Available data.
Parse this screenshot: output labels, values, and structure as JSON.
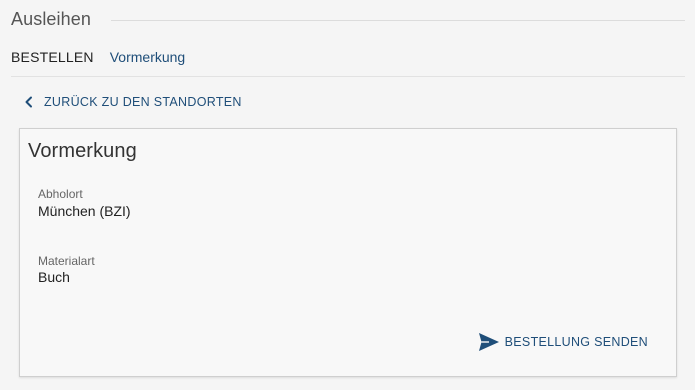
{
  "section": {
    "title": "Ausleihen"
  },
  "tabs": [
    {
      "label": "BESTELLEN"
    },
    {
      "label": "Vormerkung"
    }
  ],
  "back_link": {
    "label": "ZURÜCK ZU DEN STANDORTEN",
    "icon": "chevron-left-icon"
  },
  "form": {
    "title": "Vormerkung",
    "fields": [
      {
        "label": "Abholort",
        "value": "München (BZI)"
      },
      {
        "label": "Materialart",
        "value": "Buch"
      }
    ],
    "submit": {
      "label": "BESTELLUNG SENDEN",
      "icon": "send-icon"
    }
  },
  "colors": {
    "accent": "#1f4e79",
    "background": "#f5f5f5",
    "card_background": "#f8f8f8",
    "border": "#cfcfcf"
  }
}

==

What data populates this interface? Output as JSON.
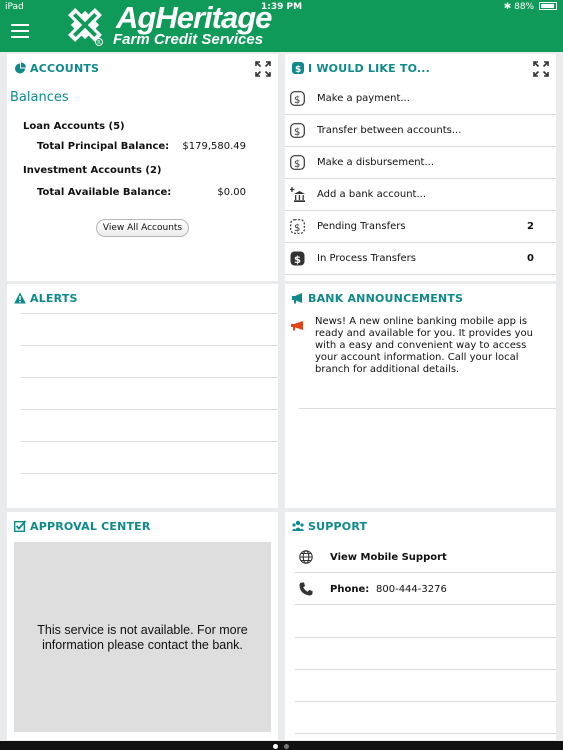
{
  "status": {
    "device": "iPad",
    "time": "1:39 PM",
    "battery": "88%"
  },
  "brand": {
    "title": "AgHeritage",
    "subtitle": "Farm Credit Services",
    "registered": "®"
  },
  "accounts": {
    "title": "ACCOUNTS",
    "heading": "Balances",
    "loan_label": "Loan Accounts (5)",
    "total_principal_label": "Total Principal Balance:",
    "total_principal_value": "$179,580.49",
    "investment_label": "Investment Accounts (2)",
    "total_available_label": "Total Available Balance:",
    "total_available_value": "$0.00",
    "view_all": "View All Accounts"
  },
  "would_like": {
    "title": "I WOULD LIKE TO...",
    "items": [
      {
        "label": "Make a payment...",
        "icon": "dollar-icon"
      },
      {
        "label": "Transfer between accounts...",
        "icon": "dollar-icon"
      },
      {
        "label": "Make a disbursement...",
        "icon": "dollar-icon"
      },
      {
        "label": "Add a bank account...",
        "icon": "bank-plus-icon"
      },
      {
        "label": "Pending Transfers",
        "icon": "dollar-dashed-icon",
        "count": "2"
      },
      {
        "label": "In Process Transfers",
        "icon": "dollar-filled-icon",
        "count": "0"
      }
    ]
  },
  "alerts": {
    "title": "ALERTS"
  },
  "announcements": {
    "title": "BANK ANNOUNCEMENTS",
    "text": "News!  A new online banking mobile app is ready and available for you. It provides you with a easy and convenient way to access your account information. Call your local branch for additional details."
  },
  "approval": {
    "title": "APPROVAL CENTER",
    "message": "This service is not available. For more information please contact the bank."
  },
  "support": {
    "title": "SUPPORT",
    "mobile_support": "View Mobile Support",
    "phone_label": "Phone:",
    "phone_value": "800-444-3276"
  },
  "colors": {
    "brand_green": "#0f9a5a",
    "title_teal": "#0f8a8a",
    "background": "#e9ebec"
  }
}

---

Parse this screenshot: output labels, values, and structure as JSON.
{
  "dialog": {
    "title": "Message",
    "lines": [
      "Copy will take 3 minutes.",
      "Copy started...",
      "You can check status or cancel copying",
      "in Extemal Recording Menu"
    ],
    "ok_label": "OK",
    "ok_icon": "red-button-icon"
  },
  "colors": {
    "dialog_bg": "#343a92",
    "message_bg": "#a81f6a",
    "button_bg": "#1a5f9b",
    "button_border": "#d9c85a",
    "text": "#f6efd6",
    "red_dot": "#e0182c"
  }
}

Set exercise.
Return all the lines that contain the string "Transfers".

The solution.
        "label": "Pending Transfers",
        "label": "In Process Transfers",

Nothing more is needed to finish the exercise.